| TASK PROMPT |
Return the material word for word. Do not include pictures.
— Start DATA FOR THIS EXERCISE —
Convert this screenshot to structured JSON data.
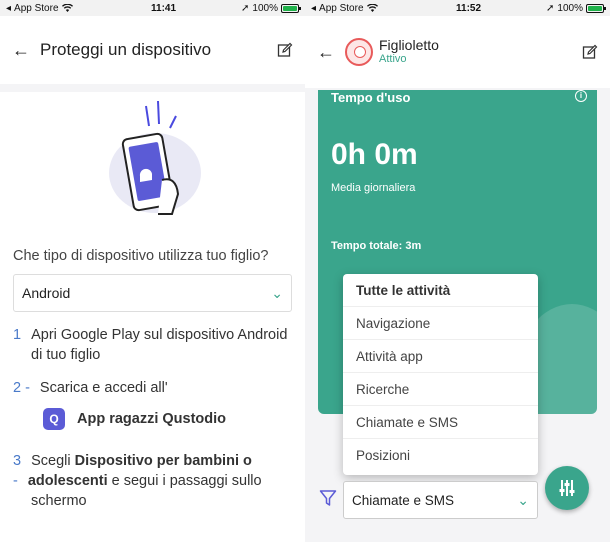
{
  "left": {
    "statusbar": {
      "carrier": "App Store",
      "time": "11:41",
      "battery": "100%"
    },
    "header": {
      "title": "Proteggi un dispositivo"
    },
    "question": "Che tipo di dispositivo utilizza tuo figlio?",
    "device_select": {
      "value": "Android"
    },
    "steps": [
      {
        "num": "1",
        "text": "Apri Google Play sul dispositivo Android",
        "text2": "di tuo figlio"
      },
      {
        "num": "2 -",
        "text": "Scarica e accedi all'"
      },
      {
        "num": "3",
        "num2": "-",
        "pre": "Scegli ",
        "bold": "Dispositivo per bambini o",
        "bold2": "adolescenti",
        "post": " e segui i passaggi sullo",
        "post2": "schermo"
      }
    ],
    "app": {
      "name": "App ragazzi Qustodio",
      "icon_letter": "Q"
    }
  },
  "right": {
    "statusbar": {
      "carrier": "App Store",
      "time": "11:52",
      "battery": "100%"
    },
    "header": {
      "name": "Figlioletto",
      "status": "Attivo"
    },
    "card": {
      "title": "Tempo d'uso",
      "big": "0h 0m",
      "avg": "Media giornaliera",
      "total": "Tempo totale: 3m"
    },
    "menu": [
      "Tutte le attività",
      "Navigazione",
      "Attività app",
      "Ricerche",
      "Chiamate e SMS",
      "Posizioni"
    ],
    "filter_select": {
      "value": "Chiamate e SMS"
    }
  },
  "colors": {
    "accent": "#3aa58c",
    "step_number": "#4a7ac9",
    "app_icon": "#5b5bd6"
  },
  "icons": [
    "back-arrow-icon",
    "edit-icon",
    "info-icon",
    "filter-icon",
    "sliders-icon",
    "chevron-down-icon",
    "wifi-icon",
    "battery-icon"
  ]
}
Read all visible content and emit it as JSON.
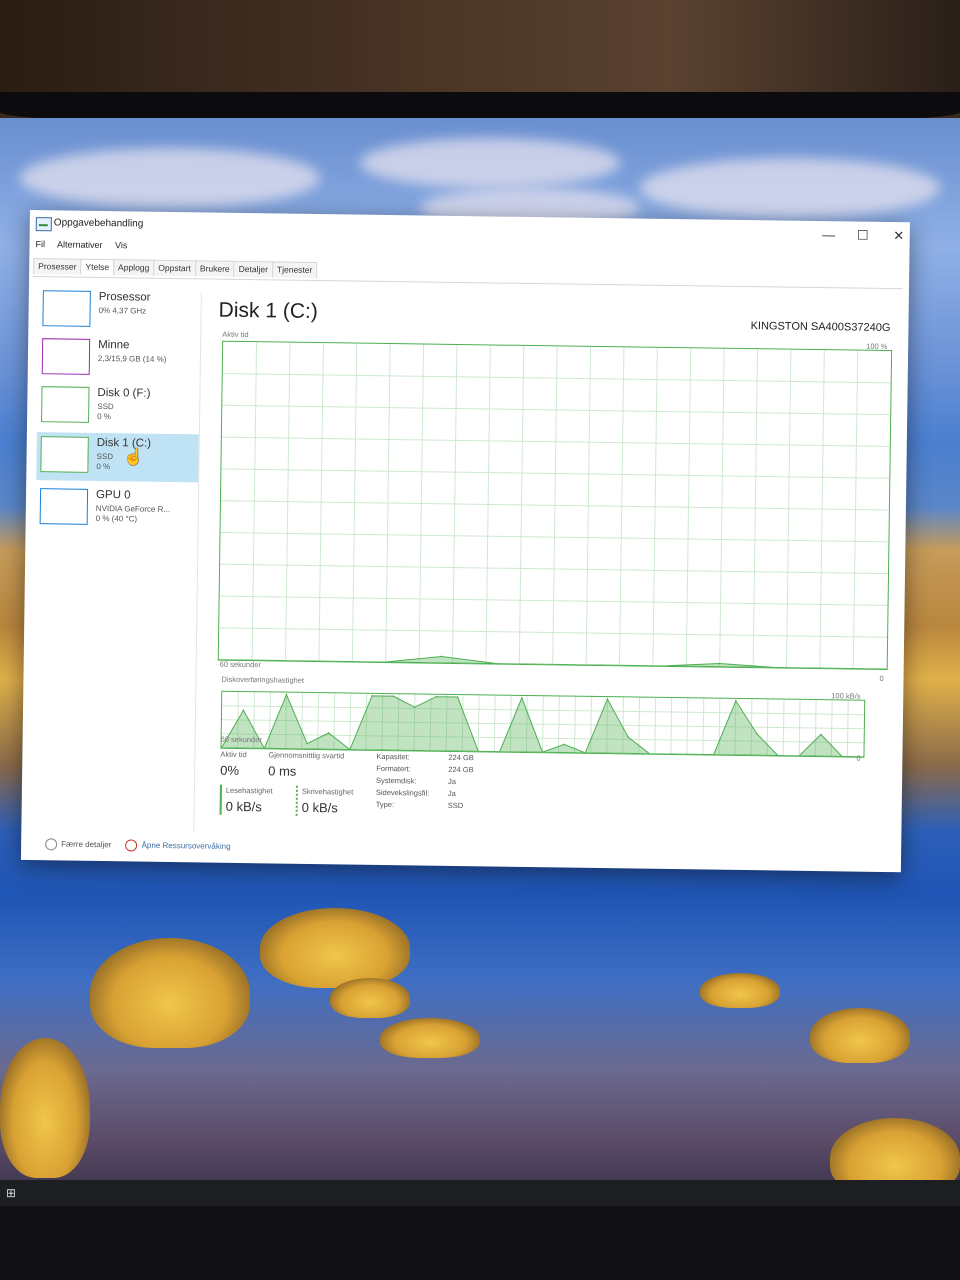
{
  "window": {
    "title": "Oppgavebehandling",
    "minimize_glyph": "—",
    "maximize_glyph": "☐",
    "close_glyph": "✕"
  },
  "menu": [
    "Fil",
    "Alternativer",
    "Vis"
  ],
  "tabs": [
    "Prosesser",
    "Ytelse",
    "Applogg",
    "Oppstart",
    "Brukere",
    "Detaljer",
    "Tjenester"
  ],
  "active_tab": "Ytelse",
  "sidebar": {
    "items": [
      {
        "name": "Prosessor",
        "line1": "0% 4,37 GHz",
        "line2": "",
        "color": "#1a7fd6"
      },
      {
        "name": "Minne",
        "line1": "2,3/15,9 GB (14 %)",
        "line2": "",
        "color": "#9c27b0"
      },
      {
        "name": "Disk 0 (F:)",
        "line1": "SSD",
        "line2": "0 %",
        "color": "#4caf50"
      },
      {
        "name": "Disk 1 (C:)",
        "line1": "SSD",
        "line2": "0 %",
        "color": "#4caf50"
      },
      {
        "name": "GPU 0",
        "line1": "NVIDIA GeForce R...",
        "line2": "0 % (40 °C)",
        "color": "#1a7fd6"
      }
    ],
    "active_index": 3
  },
  "main": {
    "title": "Disk 1 (C:)",
    "model": "KINGSTON SA400S37240G",
    "chart1": {
      "label": "Aktiv tid",
      "max_label": "100 %",
      "min_label": "0",
      "time_label": "60 sekunder"
    },
    "chart2": {
      "label": "Diskoverføringshastighet",
      "max_label": "100 kB/s",
      "min_label": "0",
      "time_label": "60 sekunder"
    }
  },
  "chart_data": [
    {
      "type": "area",
      "title": "Aktiv tid",
      "xlabel": "60 sekunder",
      "ylabel": "",
      "ylim": [
        0,
        100
      ],
      "x": [
        0,
        5,
        10,
        15,
        20,
        25,
        30,
        35,
        40,
        45,
        50,
        55,
        60
      ],
      "series": [
        {
          "values": [
            0,
            0,
            0,
            0,
            2,
            0,
            0,
            0,
            0,
            1,
            0,
            0,
            0
          ]
        }
      ]
    },
    {
      "type": "area",
      "title": "Diskoverføringshastighet",
      "xlabel": "60 sekunder",
      "ylabel": "",
      "ylim": [
        0,
        100
      ],
      "x": [
        0,
        2,
        4,
        6,
        8,
        10,
        12,
        14,
        16,
        18,
        20,
        22,
        24,
        26,
        28,
        30,
        32,
        34,
        36,
        38,
        40,
        42,
        44,
        46,
        48,
        50,
        52,
        54,
        56,
        58,
        60
      ],
      "series": [
        {
          "values": [
            0,
            70,
            0,
            100,
            10,
            30,
            0,
            100,
            100,
            80,
            100,
            100,
            0,
            0,
            100,
            0,
            15,
            0,
            100,
            30,
            0,
            0,
            0,
            0,
            100,
            40,
            0,
            0,
            40,
            0,
            0
          ]
        }
      ]
    }
  ],
  "stats": {
    "active_time_label": "Aktiv tid",
    "active_time_value": "0%",
    "response_label": "Gjennomsnittlig svartid",
    "response_value": "0 ms",
    "read_label": "Lesehastighet",
    "read_value": "0 kB/s",
    "write_label": "Skrivehastighet",
    "write_value": "0 kB/s",
    "details": [
      {
        "k": "Kapasitet:",
        "v": "224 GB"
      },
      {
        "k": "Formatert:",
        "v": "224 GB"
      },
      {
        "k": "Systemdisk:",
        "v": "Ja"
      },
      {
        "k": "Sidevekslingsfil:",
        "v": "Ja"
      },
      {
        "k": "Type:",
        "v": "SSD"
      }
    ]
  },
  "footer": {
    "fewer_details": "Færre detaljer",
    "resource_monitor": "Åpne Ressursovervåking"
  },
  "colors": {
    "disk_green": "#4caf50",
    "selected_bg": "#bfe3f5"
  }
}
— End DATA FOR THIS EXERCISE —
| SOLUTION TO THE EXERCISE |
Convert this screenshot to structured JSON data.
{
  "left": {
    "statusbar": {
      "carrier": "App Store",
      "time": "11:41",
      "battery": "100%"
    },
    "header": {
      "title": "Proteggi un dispositivo"
    },
    "question": "Che tipo di dispositivo utilizza tuo figlio?",
    "device_select": {
      "value": "Android"
    },
    "steps": [
      {
        "num": "1",
        "text": "Apri Google Play sul dispositivo Android",
        "text2": "di tuo figlio"
      },
      {
        "num": "2 -",
        "text": "Scarica e accedi all'"
      },
      {
        "num": "3",
        "num2": "-",
        "pre": "Scegli ",
        "bold": "Dispositivo per bambini o",
        "bold2": "adolescenti",
        "post": " e segui i passaggi sullo",
        "post2": "schermo"
      }
    ],
    "app": {
      "name": "App ragazzi Qustodio",
      "icon_letter": "Q"
    }
  },
  "right": {
    "statusbar": {
      "carrier": "App Store",
      "time": "11:52",
      "battery": "100%"
    },
    "header": {
      "name": "Figlioletto",
      "status": "Attivo"
    },
    "card": {
      "title": "Tempo d'uso",
      "big": "0h 0m",
      "avg": "Media giornaliera",
      "total": "Tempo totale: 3m"
    },
    "menu": [
      "Tutte le attività",
      "Navigazione",
      "Attività app",
      "Ricerche",
      "Chiamate e SMS",
      "Posizioni"
    ],
    "filter_select": {
      "value": "Chiamate e SMS"
    }
  },
  "colors": {
    "accent": "#3aa58c",
    "step_number": "#4a7ac9",
    "app_icon": "#5b5bd6"
  },
  "icons": [
    "back-arrow-icon",
    "edit-icon",
    "info-icon",
    "filter-icon",
    "sliders-icon",
    "chevron-down-icon",
    "wifi-icon",
    "battery-icon"
  ]
}
Read all visible content and emit it as JSON.
{
  "window": {
    "title": "Oppgavebehandling",
    "minimize_glyph": "—",
    "maximize_glyph": "☐",
    "close_glyph": "✕"
  },
  "menu": [
    "Fil",
    "Alternativer",
    "Vis"
  ],
  "tabs": [
    "Prosesser",
    "Ytelse",
    "Applogg",
    "Oppstart",
    "Brukere",
    "Detaljer",
    "Tjenester"
  ],
  "active_tab": "Ytelse",
  "sidebar": {
    "items": [
      {
        "name": "Prosessor",
        "line1": "0% 4,37 GHz",
        "line2": "",
        "color": "#1a7fd6"
      },
      {
        "name": "Minne",
        "line1": "2,3/15,9 GB (14 %)",
        "line2": "",
        "color": "#9c27b0"
      },
      {
        "name": "Disk 0 (F:)",
        "line1": "SSD",
        "line2": "0 %",
        "color": "#4caf50"
      },
      {
        "name": "Disk 1 (C:)",
        "line1": "SSD",
        "line2": "0 %",
        "color": "#4caf50"
      },
      {
        "name": "GPU 0",
        "line1": "NVIDIA GeForce R...",
        "line2": "0 % (40 °C)",
        "color": "#1a7fd6"
      }
    ],
    "active_index": 3
  },
  "main": {
    "title": "Disk 1 (C:)",
    "model": "KINGSTON SA400S37240G",
    "chart1": {
      "label": "Aktiv tid",
      "max_label": "100 %",
      "min_label": "0",
      "time_label": "60 sekunder"
    },
    "chart2": {
      "label": "Diskoverføringshastighet",
      "max_label": "100 kB/s",
      "min_label": "0",
      "time_label": "60 sekunder"
    }
  },
  "chart_data": [
    {
      "type": "area",
      "title": "Aktiv tid",
      "xlabel": "60 sekunder",
      "ylabel": "",
      "ylim": [
        0,
        100
      ],
      "x": [
        0,
        5,
        10,
        15,
        20,
        25,
        30,
        35,
        40,
        45,
        50,
        55,
        60
      ],
      "series": [
        {
          "values": [
            0,
            0,
            0,
            0,
            2,
            0,
            0,
            0,
            0,
            1,
            0,
            0,
            0
          ]
        }
      ]
    },
    {
      "type": "area",
      "title": "Diskoverføringshastighet",
      "xlabel": "60 sekunder",
      "ylabel": "",
      "ylim": [
        0,
        100
      ],
      "x": [
        0,
        2,
        4,
        6,
        8,
        10,
        12,
        14,
        16,
        18,
        20,
        22,
        24,
        26,
        28,
        30,
        32,
        34,
        36,
        38,
        40,
        42,
        44,
        46,
        48,
        50,
        52,
        54,
        56,
        58,
        60
      ],
      "series": [
        {
          "values": [
            0,
            70,
            0,
            100,
            10,
            30,
            0,
            100,
            100,
            80,
            100,
            100,
            0,
            0,
            100,
            0,
            15,
            0,
            100,
            30,
            0,
            0,
            0,
            0,
            100,
            40,
            0,
            0,
            40,
            0,
            0
          ]
        }
      ]
    }
  ],
  "stats": {
    "active_time_label": "Aktiv tid",
    "active_time_value": "0%",
    "response_label": "Gjennomsnittlig svartid",
    "response_value": "0 ms",
    "read_label": "Lesehastighet",
    "read_value": "0 kB/s",
    "write_label": "Skrivehastighet",
    "write_value": "0 kB/s",
    "details": [
      {
        "k": "Kapasitet:",
        "v": "224 GB"
      },
      {
        "k": "Formatert:",
        "v": "224 GB"
      },
      {
        "k": "Systemdisk:",
        "v": "Ja"
      },
      {
        "k": "Sidevekslingsfil:",
        "v": "Ja"
      },
      {
        "k": "Type:",
        "v": "SSD"
      }
    ]
  },
  "footer": {
    "fewer_details": "Færre detaljer",
    "resource_monitor": "Åpne Ressursovervåking"
  },
  "colors": {
    "disk_green": "#4caf50",
    "selected_bg": "#bfe3f5"
  }
}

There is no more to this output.